* **Exercise goal**:
Retype only what runs from the line that contains "Transcribe this chart's" through the last line of the listing below, both lines included.

++++ Data provided

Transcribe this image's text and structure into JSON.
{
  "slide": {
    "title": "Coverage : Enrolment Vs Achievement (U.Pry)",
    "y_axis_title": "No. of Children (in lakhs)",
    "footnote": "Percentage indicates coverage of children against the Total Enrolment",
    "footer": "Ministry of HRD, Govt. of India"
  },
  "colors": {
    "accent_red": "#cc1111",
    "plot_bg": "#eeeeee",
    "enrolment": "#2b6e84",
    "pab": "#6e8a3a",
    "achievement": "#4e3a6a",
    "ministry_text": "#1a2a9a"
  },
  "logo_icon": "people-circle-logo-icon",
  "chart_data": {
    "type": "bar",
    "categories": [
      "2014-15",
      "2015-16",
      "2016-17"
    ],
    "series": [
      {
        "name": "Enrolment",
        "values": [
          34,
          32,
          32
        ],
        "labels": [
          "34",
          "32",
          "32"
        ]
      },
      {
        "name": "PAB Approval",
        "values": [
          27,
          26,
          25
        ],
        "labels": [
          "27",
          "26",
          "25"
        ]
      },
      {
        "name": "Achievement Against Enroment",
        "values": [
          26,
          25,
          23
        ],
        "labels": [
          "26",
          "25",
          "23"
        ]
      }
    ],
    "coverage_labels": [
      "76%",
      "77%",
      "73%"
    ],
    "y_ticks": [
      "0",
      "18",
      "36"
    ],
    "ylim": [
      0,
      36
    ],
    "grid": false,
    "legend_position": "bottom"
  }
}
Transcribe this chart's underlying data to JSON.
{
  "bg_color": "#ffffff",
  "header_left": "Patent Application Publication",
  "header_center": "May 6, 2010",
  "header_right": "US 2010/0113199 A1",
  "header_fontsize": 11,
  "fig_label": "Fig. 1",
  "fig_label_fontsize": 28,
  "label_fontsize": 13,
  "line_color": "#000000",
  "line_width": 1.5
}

++++++++

* **Exercise result**:
Transcribe this chart's underlying data to JSON.
{
  "bg_color": "#ffffff",
  "header_left": "Patent Application Publication",
  "header_center": "May 6, 2010",
  "header_right": "US 2010/0113199 A1",
  "header_fontsize": 11,
  "fig_label": "Fig. 1",
  "fig_label_fontsize": 28,
  "label_fontsize": 13,
  "line_color": "#000000",
  "line_width": 1.5
}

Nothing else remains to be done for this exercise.